[Items from a dataset]
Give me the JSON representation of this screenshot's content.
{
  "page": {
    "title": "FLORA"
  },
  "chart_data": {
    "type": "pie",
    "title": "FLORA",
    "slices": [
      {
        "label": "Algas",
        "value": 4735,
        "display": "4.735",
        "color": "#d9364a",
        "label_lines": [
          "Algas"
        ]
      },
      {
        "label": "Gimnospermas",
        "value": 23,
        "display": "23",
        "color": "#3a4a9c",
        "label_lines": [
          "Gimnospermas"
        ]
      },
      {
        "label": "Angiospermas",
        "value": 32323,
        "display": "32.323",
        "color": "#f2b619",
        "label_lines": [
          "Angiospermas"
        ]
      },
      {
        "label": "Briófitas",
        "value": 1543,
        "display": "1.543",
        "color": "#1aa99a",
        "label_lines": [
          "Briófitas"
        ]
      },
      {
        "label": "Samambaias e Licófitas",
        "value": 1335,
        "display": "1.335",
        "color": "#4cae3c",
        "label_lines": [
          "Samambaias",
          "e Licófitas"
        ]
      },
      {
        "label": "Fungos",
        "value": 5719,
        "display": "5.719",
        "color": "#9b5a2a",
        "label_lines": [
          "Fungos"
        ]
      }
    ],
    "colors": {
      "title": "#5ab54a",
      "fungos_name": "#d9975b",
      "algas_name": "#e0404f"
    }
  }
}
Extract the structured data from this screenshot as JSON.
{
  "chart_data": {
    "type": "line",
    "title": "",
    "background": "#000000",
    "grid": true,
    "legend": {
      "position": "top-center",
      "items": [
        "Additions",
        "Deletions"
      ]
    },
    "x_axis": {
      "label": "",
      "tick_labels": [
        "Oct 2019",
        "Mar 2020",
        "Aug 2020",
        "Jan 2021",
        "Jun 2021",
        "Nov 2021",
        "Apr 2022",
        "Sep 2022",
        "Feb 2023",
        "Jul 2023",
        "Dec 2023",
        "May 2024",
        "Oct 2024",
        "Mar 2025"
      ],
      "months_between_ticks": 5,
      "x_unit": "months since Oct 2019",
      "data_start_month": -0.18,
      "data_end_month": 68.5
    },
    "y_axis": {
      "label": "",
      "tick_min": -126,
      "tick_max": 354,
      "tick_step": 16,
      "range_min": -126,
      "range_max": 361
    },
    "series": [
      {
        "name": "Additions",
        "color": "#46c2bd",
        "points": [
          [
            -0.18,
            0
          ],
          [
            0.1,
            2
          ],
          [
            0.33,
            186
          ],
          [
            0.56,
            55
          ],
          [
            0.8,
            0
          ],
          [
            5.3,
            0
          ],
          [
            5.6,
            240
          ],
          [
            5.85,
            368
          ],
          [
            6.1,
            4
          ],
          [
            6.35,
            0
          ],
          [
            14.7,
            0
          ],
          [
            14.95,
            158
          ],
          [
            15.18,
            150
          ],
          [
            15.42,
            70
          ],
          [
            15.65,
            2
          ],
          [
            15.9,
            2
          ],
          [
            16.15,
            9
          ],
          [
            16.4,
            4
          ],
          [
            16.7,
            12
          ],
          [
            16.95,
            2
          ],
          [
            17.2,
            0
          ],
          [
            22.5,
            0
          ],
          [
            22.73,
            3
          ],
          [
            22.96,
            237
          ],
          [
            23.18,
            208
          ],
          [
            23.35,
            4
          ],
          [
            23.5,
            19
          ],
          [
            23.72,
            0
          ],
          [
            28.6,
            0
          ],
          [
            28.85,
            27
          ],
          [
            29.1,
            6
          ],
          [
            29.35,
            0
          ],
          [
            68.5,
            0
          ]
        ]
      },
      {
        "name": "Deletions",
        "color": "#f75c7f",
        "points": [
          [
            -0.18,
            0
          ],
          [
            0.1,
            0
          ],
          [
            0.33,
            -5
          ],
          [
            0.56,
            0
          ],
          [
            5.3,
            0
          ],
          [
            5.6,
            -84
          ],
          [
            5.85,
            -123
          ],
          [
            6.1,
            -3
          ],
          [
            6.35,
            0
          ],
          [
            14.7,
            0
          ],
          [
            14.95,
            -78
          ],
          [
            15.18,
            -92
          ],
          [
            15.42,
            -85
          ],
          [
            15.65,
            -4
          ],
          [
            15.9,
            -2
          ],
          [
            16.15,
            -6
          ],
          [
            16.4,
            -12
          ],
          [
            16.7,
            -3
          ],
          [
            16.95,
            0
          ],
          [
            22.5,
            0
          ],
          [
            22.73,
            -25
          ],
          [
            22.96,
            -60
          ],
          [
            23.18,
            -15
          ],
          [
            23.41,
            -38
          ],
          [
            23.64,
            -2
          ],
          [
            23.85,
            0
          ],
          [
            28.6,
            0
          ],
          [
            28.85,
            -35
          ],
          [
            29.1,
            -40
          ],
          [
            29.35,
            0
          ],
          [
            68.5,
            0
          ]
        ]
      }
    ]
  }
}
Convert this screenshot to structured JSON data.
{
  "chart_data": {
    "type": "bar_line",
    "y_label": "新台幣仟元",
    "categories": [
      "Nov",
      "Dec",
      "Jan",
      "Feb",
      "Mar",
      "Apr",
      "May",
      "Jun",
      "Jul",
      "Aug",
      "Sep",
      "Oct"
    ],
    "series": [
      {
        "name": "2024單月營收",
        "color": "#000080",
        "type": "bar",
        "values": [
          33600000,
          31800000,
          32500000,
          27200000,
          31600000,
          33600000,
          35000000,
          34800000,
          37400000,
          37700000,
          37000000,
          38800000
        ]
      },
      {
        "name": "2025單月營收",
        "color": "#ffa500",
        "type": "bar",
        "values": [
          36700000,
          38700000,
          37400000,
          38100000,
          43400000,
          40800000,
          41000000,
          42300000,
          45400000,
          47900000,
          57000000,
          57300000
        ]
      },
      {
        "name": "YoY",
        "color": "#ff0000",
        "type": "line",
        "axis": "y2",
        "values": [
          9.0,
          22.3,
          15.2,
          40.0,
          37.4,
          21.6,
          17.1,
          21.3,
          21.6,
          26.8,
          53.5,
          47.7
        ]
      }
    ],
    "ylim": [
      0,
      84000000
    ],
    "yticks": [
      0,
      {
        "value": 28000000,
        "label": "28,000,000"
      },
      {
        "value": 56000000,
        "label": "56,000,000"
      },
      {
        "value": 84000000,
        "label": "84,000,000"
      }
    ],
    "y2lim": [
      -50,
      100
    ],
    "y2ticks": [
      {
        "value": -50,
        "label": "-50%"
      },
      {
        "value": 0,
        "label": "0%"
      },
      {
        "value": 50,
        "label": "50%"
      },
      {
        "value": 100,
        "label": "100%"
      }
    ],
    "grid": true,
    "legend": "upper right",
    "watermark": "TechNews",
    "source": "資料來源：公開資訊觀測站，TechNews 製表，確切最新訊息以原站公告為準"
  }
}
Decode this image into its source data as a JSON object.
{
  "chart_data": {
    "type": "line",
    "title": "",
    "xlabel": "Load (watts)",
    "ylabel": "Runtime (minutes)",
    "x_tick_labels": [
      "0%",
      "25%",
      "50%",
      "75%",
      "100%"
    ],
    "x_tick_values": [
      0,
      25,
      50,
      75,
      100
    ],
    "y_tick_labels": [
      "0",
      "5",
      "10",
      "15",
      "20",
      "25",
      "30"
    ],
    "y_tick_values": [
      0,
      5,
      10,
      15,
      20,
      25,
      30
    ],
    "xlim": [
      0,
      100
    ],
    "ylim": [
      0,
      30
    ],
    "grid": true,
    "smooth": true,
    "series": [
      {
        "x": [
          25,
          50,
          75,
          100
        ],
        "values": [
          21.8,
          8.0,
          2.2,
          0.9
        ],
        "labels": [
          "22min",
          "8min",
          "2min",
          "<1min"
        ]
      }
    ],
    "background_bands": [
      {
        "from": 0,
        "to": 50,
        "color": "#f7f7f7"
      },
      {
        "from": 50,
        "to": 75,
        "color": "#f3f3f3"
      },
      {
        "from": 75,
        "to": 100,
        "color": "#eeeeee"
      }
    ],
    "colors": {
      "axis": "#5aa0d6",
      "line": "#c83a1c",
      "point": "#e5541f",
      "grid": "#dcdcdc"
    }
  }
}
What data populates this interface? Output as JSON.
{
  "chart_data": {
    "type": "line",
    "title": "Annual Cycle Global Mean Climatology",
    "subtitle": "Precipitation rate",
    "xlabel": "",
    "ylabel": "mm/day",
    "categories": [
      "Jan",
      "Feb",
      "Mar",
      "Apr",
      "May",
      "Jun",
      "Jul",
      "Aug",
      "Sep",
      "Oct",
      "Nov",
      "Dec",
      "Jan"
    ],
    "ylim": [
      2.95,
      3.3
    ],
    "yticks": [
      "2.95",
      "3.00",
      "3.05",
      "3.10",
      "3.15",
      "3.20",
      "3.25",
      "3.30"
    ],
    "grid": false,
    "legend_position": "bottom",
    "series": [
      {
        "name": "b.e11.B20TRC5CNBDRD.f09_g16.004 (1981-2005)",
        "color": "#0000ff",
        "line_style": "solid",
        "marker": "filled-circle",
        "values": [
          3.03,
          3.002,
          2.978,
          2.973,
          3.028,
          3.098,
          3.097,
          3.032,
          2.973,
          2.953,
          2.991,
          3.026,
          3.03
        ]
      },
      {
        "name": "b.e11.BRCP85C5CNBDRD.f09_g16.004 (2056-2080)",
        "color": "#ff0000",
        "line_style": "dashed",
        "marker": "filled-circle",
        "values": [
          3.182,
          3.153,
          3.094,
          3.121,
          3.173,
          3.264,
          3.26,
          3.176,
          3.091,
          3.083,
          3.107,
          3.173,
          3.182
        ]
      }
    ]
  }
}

== What to work on ==
Of the lines in the material, how many contain the word "Licófitas"? Reply with the number and nothing else.

== Correct response ==
2